__Directive__:
Look for the string "this" in the lines and copy each line that has it.

Data extracted from a collection:
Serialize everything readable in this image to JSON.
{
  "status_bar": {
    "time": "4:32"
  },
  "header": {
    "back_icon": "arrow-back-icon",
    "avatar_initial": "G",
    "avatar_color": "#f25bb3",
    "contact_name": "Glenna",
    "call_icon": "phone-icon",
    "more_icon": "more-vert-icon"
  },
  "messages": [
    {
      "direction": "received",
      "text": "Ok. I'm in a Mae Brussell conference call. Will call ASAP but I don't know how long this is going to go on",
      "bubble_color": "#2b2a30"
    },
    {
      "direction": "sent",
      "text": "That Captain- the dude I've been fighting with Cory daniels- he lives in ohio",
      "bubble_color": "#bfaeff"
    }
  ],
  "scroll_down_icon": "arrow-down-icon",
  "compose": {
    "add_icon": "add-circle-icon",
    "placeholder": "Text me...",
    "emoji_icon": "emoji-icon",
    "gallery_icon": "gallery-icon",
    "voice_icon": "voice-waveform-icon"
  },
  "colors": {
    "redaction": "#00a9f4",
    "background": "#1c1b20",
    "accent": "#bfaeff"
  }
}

__Exercise answer__:
Serialize everything readable in this image to JSON.
      "text": "Ok. I'm in a Mae Brussell conference call. Will call ASAP but I don't know how long this is going to go on",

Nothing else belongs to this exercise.